• [Task prompt]:
Search the listing for the string "icon" and copy every line that contains it.
= = = =
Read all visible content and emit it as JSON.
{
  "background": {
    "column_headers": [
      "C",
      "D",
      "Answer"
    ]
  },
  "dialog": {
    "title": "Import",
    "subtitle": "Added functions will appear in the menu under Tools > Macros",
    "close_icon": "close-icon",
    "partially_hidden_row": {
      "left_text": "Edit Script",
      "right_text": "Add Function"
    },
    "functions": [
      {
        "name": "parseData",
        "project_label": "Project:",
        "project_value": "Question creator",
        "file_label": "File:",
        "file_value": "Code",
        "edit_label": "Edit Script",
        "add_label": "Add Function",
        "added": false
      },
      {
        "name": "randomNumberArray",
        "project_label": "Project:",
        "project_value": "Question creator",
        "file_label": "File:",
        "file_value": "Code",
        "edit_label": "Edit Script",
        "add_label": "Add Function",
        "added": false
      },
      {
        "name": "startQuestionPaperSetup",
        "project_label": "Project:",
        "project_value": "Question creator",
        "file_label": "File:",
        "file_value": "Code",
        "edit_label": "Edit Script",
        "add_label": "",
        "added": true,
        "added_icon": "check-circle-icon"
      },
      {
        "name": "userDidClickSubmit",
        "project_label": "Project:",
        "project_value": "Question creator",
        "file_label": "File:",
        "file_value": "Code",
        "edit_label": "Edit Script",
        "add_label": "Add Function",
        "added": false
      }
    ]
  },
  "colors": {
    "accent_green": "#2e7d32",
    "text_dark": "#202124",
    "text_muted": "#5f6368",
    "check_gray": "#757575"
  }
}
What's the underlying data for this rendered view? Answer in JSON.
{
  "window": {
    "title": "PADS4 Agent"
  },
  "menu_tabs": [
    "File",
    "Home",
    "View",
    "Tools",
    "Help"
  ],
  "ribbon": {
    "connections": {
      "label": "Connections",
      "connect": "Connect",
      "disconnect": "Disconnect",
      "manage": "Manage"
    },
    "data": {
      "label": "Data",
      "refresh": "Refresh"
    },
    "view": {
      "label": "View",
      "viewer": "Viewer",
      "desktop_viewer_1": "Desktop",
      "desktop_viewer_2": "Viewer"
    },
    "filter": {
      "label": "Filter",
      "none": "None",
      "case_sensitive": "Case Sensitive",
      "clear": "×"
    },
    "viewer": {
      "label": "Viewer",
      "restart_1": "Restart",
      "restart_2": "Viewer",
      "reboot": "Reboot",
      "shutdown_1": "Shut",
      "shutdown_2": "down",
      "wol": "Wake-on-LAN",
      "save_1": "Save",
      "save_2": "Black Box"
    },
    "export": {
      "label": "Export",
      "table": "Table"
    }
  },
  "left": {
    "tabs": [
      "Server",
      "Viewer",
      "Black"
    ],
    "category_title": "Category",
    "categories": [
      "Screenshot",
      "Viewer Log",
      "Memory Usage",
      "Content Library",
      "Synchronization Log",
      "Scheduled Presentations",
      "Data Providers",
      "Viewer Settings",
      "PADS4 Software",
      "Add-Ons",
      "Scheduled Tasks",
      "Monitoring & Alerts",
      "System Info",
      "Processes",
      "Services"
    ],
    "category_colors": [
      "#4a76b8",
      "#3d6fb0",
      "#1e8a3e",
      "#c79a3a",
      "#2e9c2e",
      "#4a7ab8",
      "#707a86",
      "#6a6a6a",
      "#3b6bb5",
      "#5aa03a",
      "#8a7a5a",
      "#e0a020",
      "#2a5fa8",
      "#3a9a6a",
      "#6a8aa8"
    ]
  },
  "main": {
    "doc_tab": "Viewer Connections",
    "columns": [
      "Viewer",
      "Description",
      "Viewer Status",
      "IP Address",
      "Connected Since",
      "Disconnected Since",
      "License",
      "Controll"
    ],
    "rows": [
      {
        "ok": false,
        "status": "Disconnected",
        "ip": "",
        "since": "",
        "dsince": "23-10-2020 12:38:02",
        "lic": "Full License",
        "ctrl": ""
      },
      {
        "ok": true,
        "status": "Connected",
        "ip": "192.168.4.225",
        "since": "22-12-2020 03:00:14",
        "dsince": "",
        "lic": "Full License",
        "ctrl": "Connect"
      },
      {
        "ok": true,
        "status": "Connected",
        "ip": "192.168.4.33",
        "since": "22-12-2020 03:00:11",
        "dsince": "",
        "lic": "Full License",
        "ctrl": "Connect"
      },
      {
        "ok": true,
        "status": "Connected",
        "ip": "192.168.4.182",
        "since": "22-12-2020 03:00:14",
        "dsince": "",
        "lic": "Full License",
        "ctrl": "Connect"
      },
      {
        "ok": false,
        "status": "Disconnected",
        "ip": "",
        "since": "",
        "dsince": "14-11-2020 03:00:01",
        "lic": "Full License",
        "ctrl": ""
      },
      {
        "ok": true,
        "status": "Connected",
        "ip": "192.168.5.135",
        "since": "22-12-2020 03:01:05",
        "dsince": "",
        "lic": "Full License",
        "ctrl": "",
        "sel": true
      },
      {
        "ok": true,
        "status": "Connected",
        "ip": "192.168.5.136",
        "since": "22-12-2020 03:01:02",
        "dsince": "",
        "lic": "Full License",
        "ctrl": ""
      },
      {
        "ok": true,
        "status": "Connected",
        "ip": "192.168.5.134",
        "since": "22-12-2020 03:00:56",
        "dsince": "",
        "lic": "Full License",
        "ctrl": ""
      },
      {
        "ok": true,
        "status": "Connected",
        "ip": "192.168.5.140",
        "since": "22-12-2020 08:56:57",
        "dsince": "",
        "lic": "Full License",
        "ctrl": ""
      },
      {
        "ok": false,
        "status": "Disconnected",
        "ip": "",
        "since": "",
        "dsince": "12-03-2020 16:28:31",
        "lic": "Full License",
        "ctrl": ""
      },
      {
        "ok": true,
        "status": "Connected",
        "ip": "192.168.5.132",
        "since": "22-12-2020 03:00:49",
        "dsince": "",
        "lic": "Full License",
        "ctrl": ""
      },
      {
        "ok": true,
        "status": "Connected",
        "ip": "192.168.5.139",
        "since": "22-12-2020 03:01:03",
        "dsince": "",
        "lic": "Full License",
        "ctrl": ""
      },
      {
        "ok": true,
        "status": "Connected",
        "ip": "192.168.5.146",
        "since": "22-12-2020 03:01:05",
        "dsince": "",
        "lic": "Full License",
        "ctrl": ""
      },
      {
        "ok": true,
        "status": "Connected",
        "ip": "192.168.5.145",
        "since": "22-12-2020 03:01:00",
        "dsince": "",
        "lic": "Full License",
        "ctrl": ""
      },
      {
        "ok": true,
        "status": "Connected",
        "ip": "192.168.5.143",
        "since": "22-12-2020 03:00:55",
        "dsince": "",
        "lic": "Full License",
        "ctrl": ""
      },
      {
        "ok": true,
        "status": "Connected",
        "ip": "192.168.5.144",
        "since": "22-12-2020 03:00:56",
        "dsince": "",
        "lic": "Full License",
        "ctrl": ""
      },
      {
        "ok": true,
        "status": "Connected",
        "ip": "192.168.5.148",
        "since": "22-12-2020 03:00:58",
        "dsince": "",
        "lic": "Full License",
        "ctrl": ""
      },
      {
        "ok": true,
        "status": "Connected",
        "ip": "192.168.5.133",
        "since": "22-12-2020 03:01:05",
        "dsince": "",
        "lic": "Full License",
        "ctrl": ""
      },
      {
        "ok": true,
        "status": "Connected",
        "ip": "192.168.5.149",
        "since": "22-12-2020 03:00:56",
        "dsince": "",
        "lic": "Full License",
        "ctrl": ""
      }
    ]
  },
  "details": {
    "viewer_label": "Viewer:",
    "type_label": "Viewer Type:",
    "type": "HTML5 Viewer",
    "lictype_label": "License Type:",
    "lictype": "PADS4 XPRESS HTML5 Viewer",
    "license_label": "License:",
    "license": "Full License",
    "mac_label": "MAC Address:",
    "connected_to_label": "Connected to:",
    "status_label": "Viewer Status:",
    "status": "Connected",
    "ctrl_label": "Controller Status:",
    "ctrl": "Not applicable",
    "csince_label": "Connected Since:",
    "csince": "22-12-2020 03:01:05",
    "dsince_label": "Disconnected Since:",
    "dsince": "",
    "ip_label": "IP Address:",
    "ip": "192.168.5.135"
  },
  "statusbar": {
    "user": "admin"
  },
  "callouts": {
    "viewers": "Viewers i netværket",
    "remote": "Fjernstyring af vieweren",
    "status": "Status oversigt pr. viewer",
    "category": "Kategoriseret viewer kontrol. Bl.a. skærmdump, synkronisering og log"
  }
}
= = = =
• [Answer to the task]:
    "close_icon": "close-icon",
        "added_icon": "check-circle-icon"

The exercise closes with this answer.